Task description
In the entries below, find the lines with the word "ylabel" and copy them.

Entries supplied

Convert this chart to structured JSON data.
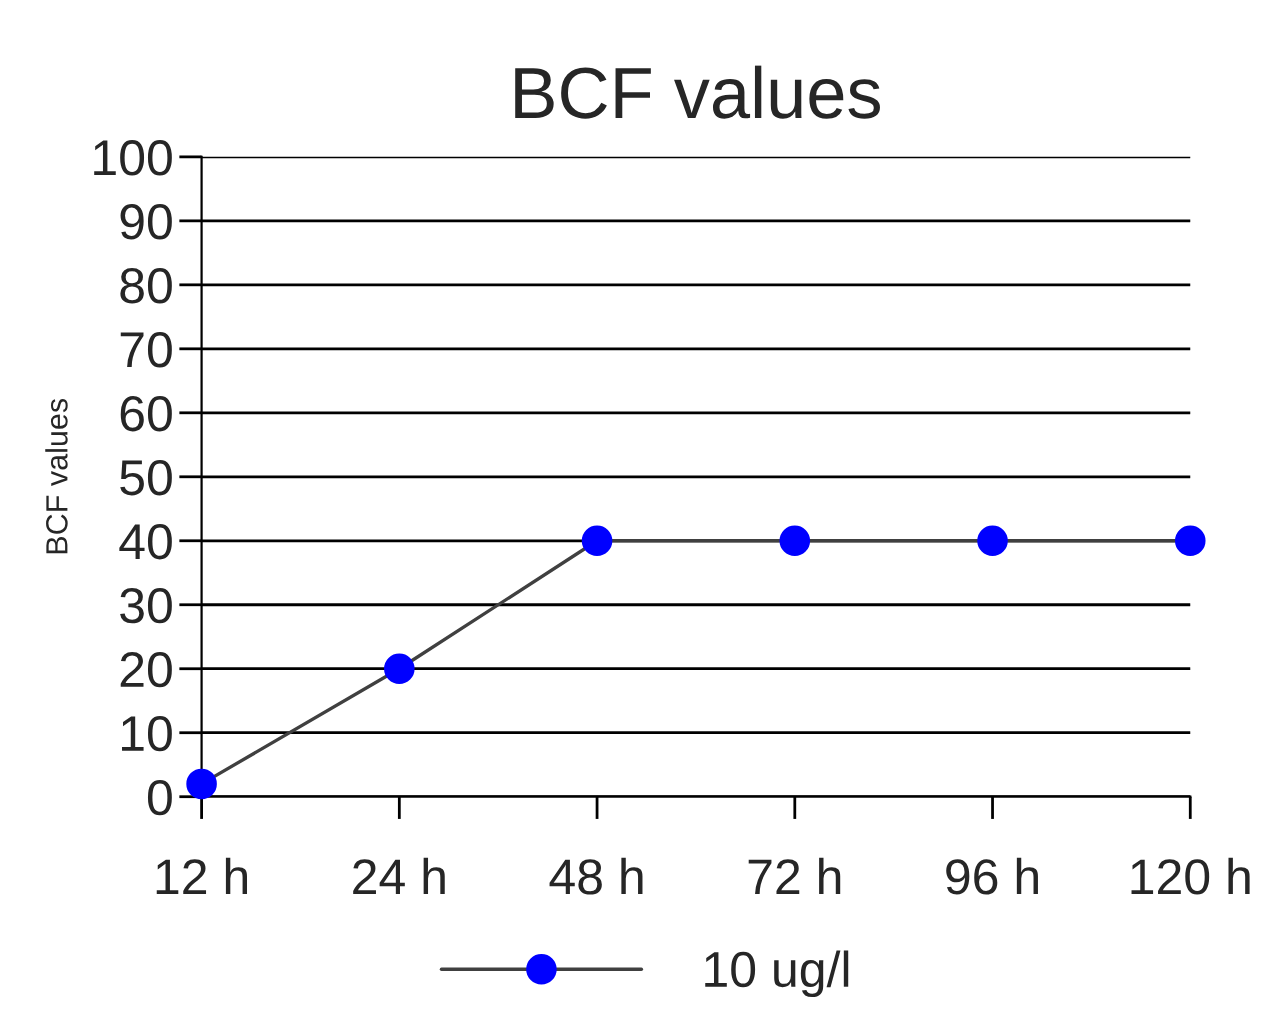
{
  "chart_data": {
    "type": "line",
    "title": "BCF values",
    "ylabel": "BCF values",
    "categories": [
      "12 h",
      "24 h",
      "48 h",
      "72 h",
      "96 h",
      "120 h"
    ],
    "series": [
      {
        "name": "10 ug/l",
        "color": "#0000ff",
        "values": [
          2,
          20,
          40,
          40,
          40,
          40
        ]
      }
    ],
    "ylim": [
      0,
      100
    ],
    "yticks": [
      0,
      10,
      20,
      30,
      40,
      50,
      60,
      70,
      80,
      90,
      100
    ],
    "grid": "y",
    "legend": "bottom",
    "marker": "circle",
    "line_style": "solid"
  }
}
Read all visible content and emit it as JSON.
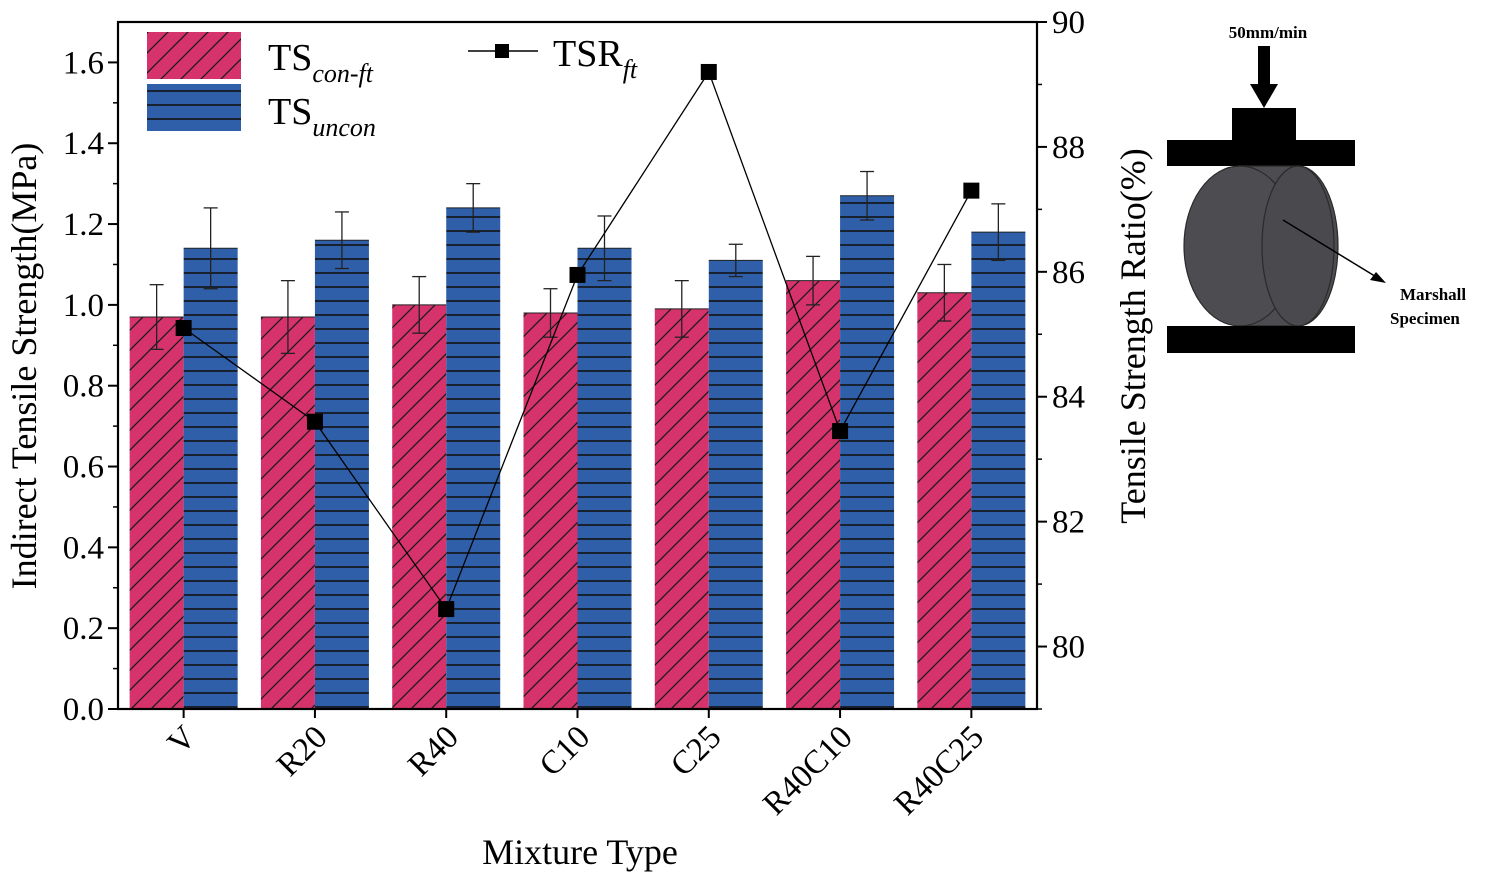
{
  "chart_data": {
    "type": "bar",
    "title": "",
    "xlabel": "Mixture Type",
    "ylabel": "Indirect Tensile Strength(MPa)",
    "y2label": "Tensile Strength Ratio(%)",
    "categories": [
      "V",
      "R20",
      "R40",
      "C10",
      "C25",
      "R40C10",
      "R40C25"
    ],
    "ylim": [
      0,
      1.7
    ],
    "y2lim": [
      79,
      90
    ],
    "yticks": [
      "0.0",
      "0.2",
      "0.4",
      "0.6",
      "0.8",
      "1.0",
      "1.2",
      "1.4",
      "1.6"
    ],
    "y2ticks": [
      "80",
      "82",
      "84",
      "86",
      "88",
      "90"
    ],
    "series": [
      {
        "name": "TS",
        "sub": "con-ft",
        "color": "#d6336c",
        "pattern": "diagonal-hatch",
        "values": [
          0.97,
          0.97,
          1.0,
          0.98,
          0.99,
          1.06,
          1.03
        ],
        "errors": [
          0.08,
          0.09,
          0.07,
          0.06,
          0.07,
          0.06,
          0.07
        ]
      },
      {
        "name": "TS",
        "sub": "uncon",
        "color": "#2e5fa8",
        "pattern": "horizontal-hatch",
        "values": [
          1.14,
          1.16,
          1.24,
          1.14,
          1.11,
          1.27,
          1.18
        ],
        "errors": [
          0.1,
          0.07,
          0.06,
          0.08,
          0.04,
          0.06,
          0.07
        ]
      },
      {
        "name": "TSR",
        "sub": "ft",
        "type": "line",
        "axis": "right",
        "color": "#000000",
        "values": [
          85.1,
          83.6,
          80.6,
          85.95,
          89.2,
          83.45,
          87.3
        ]
      }
    ],
    "legend_position": "top-left",
    "inset": {
      "speed_label": "50mm/min",
      "specimen_label_line1": "Marshall",
      "specimen_label_line2": "Specimen"
    }
  }
}
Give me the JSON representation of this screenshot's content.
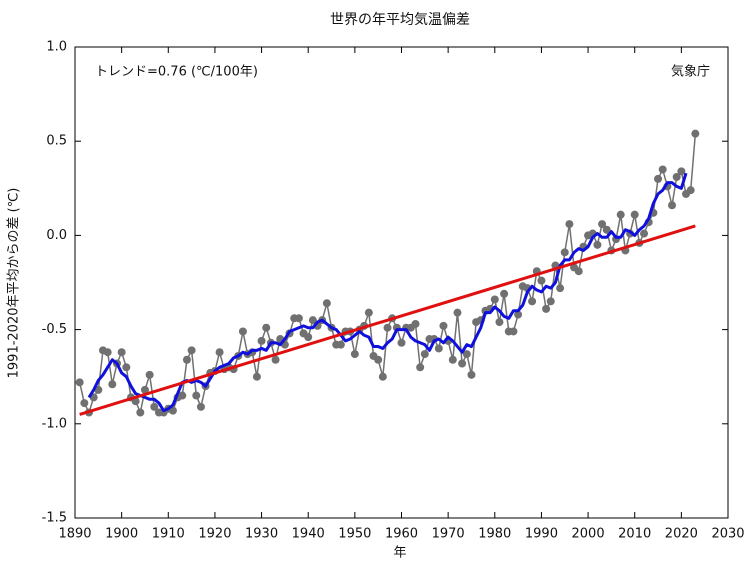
{
  "chart_data": {
    "type": "line",
    "title": "世界の年平均気温偏差",
    "ylabel": "1991-2020年平均からの差 (℃)",
    "xlabel": "年",
    "annotations": [
      "トレンド=0.76 (℃/100年)",
      "気象庁"
    ],
    "xlim": [
      1890,
      2030
    ],
    "xticks": [
      1890,
      1900,
      1910,
      1920,
      1930,
      1940,
      1950,
      1960,
      1970,
      1980,
      1990,
      2000,
      2010,
      2020,
      2030
    ],
    "ylim": [
      -1.5,
      1.0
    ],
    "yticks": [
      {
        "value": -1.5,
        "label": "-1.5"
      },
      {
        "value": -1.0,
        "label": "-1.0"
      },
      -0.5,
      {
        "value": 0.0,
        "label": "0.0"
      },
      0.5,
      {
        "value": 1.0,
        "label": "1.0"
      }
    ],
    "grid": false,
    "x": [
      1891,
      1892,
      1893,
      1894,
      1895,
      1896,
      1897,
      1898,
      1899,
      1900,
      1901,
      1902,
      1903,
      1904,
      1905,
      1906,
      1907,
      1908,
      1909,
      1910,
      1911,
      1912,
      1913,
      1914,
      1915,
      1916,
      1917,
      1918,
      1919,
      1920,
      1921,
      1922,
      1923,
      1924,
      1925,
      1926,
      1927,
      1928,
      1929,
      1930,
      1931,
      1932,
      1933,
      1934,
      1935,
      1936,
      1937,
      1938,
      1939,
      1940,
      1941,
      1942,
      1943,
      1944,
      1945,
      1946,
      1947,
      1948,
      1949,
      1950,
      1951,
      1952,
      1953,
      1954,
      1955,
      1956,
      1957,
      1958,
      1959,
      1960,
      1961,
      1962,
      1963,
      1964,
      1965,
      1966,
      1967,
      1968,
      1969,
      1970,
      1971,
      1972,
      1973,
      1974,
      1975,
      1976,
      1977,
      1978,
      1979,
      1980,
      1981,
      1982,
      1983,
      1984,
      1985,
      1986,
      1987,
      1988,
      1989,
      1990,
      1991,
      1992,
      1993,
      1994,
      1995,
      1996,
      1997,
      1998,
      1999,
      2000,
      2001,
      2002,
      2003,
      2004,
      2005,
      2006,
      2007,
      2008,
      2009,
      2010,
      2011,
      2012,
      2013,
      2014,
      2015,
      2016,
      2017,
      2018,
      2019,
      2020,
      2021,
      2022,
      2023
    ],
    "series": [
      {
        "color": "#707070",
        "markers": true,
        "width": 1.5,
        "values": [
          -0.78,
          -0.89,
          -0.94,
          -0.86,
          -0.82,
          -0.61,
          -0.62,
          -0.79,
          -0.68,
          -0.62,
          -0.7,
          -0.86,
          -0.88,
          -0.94,
          -0.82,
          -0.74,
          -0.91,
          -0.94,
          -0.94,
          -0.92,
          -0.93,
          -0.86,
          -0.85,
          -0.66,
          -0.61,
          -0.85,
          -0.91,
          -0.8,
          -0.73,
          -0.72,
          -0.62,
          -0.71,
          -0.7,
          -0.71,
          -0.64,
          -0.51,
          -0.63,
          -0.62,
          -0.75,
          -0.56,
          -0.49,
          -0.57,
          -0.66,
          -0.55,
          -0.58,
          -0.52,
          -0.44,
          -0.44,
          -0.52,
          -0.54,
          -0.45,
          -0.48,
          -0.45,
          -0.36,
          -0.49,
          -0.58,
          -0.58,
          -0.51,
          -0.51,
          -0.63,
          -0.5,
          -0.48,
          -0.41,
          -0.64,
          -0.66,
          -0.75,
          -0.49,
          -0.44,
          -0.49,
          -0.57,
          -0.49,
          -0.49,
          -0.47,
          -0.7,
          -0.63,
          -0.55,
          -0.55,
          -0.6,
          -0.48,
          -0.56,
          -0.66,
          -0.41,
          -0.68,
          -0.63,
          -0.74,
          -0.46,
          -0.45,
          -0.4,
          -0.39,
          -0.34,
          -0.46,
          -0.31,
          -0.51,
          -0.51,
          -0.42,
          -0.27,
          -0.28,
          -0.35,
          -0.19,
          -0.24,
          -0.39,
          -0.35,
          -0.16,
          -0.28,
          -0.09,
          0.06,
          -0.17,
          -0.19,
          -0.06,
          0.0,
          0.01,
          -0.05,
          0.06,
          0.03,
          -0.08,
          -0.02,
          0.11,
          -0.08,
          0.01,
          0.11,
          -0.04,
          0.01,
          0.07,
          0.12,
          0.3,
          0.35,
          0.26,
          0.16,
          0.31,
          0.34,
          0.22,
          0.24,
          0.54
        ]
      },
      {
        "color": "#1010dd",
        "markers": false,
        "width": 3,
        "values": [
          null,
          null,
          -0.86,
          -0.82,
          -0.77,
          -0.74,
          -0.7,
          -0.66,
          -0.68,
          -0.73,
          -0.75,
          -0.8,
          -0.84,
          -0.85,
          -0.86,
          -0.87,
          -0.87,
          -0.89,
          -0.93,
          -0.92,
          -0.9,
          -0.84,
          -0.78,
          -0.77,
          -0.78,
          -0.77,
          -0.78,
          -0.8,
          -0.76,
          -0.72,
          -0.7,
          -0.69,
          -0.68,
          -0.65,
          -0.64,
          -0.62,
          -0.63,
          -0.61,
          -0.61,
          -0.6,
          -0.61,
          -0.57,
          -0.57,
          -0.58,
          -0.55,
          -0.51,
          -0.5,
          -0.49,
          -0.48,
          -0.49,
          -0.49,
          -0.46,
          -0.45,
          -0.47,
          -0.49,
          -0.5,
          -0.53,
          -0.56,
          -0.55,
          -0.53,
          -0.51,
          -0.53,
          -0.54,
          -0.59,
          -0.59,
          -0.6,
          -0.57,
          -0.55,
          -0.5,
          -0.5,
          -0.5,
          -0.54,
          -0.56,
          -0.57,
          -0.58,
          -0.61,
          -0.56,
          -0.55,
          -0.57,
          -0.54,
          -0.56,
          -0.59,
          -0.62,
          -0.58,
          -0.59,
          -0.54,
          -0.49,
          -0.41,
          -0.41,
          -0.38,
          -0.4,
          -0.43,
          -0.44,
          -0.4,
          -0.4,
          -0.37,
          -0.3,
          -0.27,
          -0.29,
          -0.3,
          -0.27,
          -0.28,
          -0.25,
          -0.16,
          -0.13,
          -0.13,
          -0.09,
          -0.07,
          -0.08,
          -0.06,
          -0.01,
          0.01,
          -0.01,
          -0.01,
          0.02,
          -0.01,
          -0.01,
          0.03,
          0.02,
          0.0,
          0.03,
          0.05,
          0.09,
          0.17,
          0.22,
          0.24,
          0.28,
          0.28,
          0.26,
          0.25,
          0.33,
          null,
          null
        ]
      }
    ],
    "trend": {
      "color": "#e01010",
      "x": [
        1891,
        2023
      ],
      "values": [
        -0.95,
        0.05
      ]
    }
  }
}
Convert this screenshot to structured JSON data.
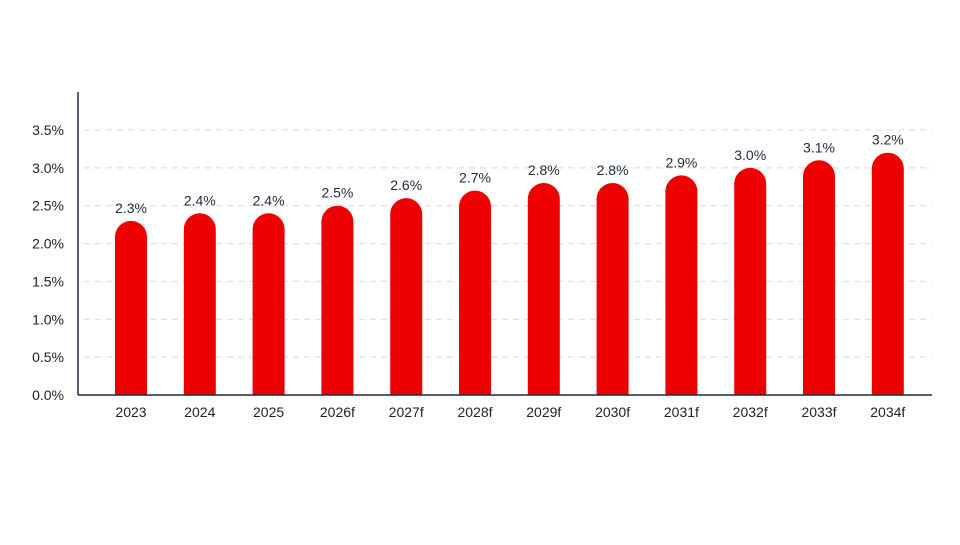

The result
    "ylabel": "BCF values",
    "ylabel": "Indirect Tensile Strength(MPa)",
    "ylabel": "1991-2020年平均からの差 (℃)",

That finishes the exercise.